_Directive_
Select every line below containing the word "Variable".

Dataset rows about figures
* START *
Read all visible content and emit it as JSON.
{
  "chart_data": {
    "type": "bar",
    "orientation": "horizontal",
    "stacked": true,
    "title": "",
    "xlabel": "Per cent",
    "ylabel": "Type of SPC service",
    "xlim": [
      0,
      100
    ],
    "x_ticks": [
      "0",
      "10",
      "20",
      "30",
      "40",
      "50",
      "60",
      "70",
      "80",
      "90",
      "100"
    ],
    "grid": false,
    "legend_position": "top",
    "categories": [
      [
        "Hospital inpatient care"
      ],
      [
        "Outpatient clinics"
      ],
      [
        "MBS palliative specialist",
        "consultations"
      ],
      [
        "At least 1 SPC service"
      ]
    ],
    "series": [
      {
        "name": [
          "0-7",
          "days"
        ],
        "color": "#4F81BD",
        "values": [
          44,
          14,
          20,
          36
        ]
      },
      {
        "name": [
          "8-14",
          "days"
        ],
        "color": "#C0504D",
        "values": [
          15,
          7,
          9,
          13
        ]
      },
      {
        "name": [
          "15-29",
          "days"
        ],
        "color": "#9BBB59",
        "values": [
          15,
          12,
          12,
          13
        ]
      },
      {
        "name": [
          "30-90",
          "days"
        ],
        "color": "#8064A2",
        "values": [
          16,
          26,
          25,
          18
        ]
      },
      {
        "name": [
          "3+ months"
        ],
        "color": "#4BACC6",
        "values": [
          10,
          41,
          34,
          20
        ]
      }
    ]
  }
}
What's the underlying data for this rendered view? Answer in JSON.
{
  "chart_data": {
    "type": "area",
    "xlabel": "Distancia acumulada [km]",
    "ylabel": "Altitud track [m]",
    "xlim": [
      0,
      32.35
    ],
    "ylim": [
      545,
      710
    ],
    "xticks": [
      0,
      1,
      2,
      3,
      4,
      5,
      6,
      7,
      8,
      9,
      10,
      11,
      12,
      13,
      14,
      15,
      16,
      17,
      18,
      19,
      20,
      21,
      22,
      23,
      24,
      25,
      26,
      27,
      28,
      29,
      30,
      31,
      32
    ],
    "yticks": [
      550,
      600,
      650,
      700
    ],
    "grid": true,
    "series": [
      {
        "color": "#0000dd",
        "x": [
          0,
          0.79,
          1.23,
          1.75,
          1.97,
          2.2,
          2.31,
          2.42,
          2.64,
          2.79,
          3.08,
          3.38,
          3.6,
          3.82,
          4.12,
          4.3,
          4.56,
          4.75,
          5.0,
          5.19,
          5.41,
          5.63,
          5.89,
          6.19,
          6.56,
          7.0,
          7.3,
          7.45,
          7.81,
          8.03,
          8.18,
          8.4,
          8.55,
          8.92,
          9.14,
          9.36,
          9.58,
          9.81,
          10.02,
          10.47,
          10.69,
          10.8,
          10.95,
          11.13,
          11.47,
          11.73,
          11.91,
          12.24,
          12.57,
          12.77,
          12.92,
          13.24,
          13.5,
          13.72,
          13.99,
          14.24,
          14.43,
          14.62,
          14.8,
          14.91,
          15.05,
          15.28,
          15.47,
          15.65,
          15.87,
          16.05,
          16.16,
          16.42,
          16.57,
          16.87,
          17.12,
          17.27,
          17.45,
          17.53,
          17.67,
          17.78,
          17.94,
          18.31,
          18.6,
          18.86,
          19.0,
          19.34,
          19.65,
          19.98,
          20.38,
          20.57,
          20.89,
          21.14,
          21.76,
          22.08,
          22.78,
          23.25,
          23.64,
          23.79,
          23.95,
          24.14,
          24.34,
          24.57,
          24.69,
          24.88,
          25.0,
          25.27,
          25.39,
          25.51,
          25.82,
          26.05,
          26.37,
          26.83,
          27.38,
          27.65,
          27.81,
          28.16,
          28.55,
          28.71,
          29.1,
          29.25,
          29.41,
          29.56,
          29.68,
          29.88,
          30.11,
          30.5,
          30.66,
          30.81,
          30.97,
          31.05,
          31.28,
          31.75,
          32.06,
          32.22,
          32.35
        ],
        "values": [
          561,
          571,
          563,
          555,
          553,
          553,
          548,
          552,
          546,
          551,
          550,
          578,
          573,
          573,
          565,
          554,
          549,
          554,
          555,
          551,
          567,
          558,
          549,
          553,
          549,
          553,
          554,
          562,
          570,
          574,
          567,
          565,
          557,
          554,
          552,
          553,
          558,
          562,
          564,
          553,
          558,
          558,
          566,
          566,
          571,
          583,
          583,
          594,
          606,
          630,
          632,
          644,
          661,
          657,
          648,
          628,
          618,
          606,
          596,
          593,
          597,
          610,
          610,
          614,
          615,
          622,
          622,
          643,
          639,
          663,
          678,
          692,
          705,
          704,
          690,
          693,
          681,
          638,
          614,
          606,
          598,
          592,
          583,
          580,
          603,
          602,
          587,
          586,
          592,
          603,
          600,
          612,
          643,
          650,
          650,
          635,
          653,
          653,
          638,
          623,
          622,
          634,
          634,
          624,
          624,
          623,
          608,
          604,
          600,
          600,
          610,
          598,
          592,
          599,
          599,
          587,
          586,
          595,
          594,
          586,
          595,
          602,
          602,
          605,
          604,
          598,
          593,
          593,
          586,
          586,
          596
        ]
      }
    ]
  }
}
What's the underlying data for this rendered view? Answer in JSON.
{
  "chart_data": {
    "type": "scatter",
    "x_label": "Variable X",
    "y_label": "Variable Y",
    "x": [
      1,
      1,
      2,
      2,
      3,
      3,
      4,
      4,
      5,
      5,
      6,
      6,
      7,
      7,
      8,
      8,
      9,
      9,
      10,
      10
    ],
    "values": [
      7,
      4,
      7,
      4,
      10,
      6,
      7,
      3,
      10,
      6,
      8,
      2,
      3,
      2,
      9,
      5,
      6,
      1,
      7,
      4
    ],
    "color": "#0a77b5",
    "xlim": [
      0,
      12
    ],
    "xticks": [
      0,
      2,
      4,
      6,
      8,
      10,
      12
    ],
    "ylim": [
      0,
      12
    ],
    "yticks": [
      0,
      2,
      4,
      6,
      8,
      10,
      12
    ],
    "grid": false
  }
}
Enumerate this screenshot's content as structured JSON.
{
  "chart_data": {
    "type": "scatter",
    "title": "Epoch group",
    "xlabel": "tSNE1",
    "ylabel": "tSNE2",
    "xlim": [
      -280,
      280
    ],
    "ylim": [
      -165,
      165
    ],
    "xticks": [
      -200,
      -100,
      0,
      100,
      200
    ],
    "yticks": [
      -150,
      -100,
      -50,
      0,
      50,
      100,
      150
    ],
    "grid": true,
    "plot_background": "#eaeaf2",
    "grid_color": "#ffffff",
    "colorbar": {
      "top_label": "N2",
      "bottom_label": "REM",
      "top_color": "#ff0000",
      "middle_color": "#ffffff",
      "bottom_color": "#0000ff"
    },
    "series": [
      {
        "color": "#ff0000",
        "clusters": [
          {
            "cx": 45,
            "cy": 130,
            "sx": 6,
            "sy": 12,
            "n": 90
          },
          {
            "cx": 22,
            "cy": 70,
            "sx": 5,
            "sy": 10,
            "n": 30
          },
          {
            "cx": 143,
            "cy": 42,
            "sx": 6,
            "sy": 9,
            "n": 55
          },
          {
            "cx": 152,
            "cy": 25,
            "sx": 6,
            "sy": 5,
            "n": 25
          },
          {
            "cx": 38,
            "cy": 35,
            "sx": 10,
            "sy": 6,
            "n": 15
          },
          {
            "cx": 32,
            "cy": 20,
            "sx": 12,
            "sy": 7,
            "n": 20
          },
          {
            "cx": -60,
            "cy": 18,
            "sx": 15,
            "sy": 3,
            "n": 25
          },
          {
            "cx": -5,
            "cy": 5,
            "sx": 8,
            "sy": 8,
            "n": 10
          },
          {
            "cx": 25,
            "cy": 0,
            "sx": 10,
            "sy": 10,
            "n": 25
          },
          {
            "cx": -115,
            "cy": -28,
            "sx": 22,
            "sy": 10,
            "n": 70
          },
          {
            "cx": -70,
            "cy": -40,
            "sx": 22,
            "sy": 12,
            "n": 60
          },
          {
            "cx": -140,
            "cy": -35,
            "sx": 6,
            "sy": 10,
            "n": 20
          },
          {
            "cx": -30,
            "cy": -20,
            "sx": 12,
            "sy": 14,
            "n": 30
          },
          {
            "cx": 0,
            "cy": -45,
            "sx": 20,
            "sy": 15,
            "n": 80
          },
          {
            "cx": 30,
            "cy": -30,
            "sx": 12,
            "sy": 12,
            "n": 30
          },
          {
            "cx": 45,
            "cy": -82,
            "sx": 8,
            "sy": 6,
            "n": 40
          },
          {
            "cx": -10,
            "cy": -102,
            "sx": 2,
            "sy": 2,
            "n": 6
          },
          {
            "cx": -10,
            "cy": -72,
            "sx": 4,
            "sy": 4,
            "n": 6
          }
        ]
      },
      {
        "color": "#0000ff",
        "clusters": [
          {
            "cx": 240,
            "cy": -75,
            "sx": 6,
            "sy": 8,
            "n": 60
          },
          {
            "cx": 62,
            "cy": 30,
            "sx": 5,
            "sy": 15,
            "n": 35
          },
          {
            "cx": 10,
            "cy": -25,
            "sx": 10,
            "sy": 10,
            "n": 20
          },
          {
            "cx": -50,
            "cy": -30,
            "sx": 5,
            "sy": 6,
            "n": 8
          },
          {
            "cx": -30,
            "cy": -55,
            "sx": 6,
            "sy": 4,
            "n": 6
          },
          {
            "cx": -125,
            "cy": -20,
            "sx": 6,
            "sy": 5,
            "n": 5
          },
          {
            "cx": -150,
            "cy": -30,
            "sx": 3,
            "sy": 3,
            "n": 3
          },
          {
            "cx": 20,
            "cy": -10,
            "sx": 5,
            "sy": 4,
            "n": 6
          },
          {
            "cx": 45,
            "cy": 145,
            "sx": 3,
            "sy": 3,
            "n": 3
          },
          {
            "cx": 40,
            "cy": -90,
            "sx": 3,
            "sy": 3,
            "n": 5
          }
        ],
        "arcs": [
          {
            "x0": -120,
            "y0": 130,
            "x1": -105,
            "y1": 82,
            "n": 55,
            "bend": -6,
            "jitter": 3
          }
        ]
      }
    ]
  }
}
* END *
_Finished task_
    "x_label": "Variable X",
    "y_label": "Variable Y",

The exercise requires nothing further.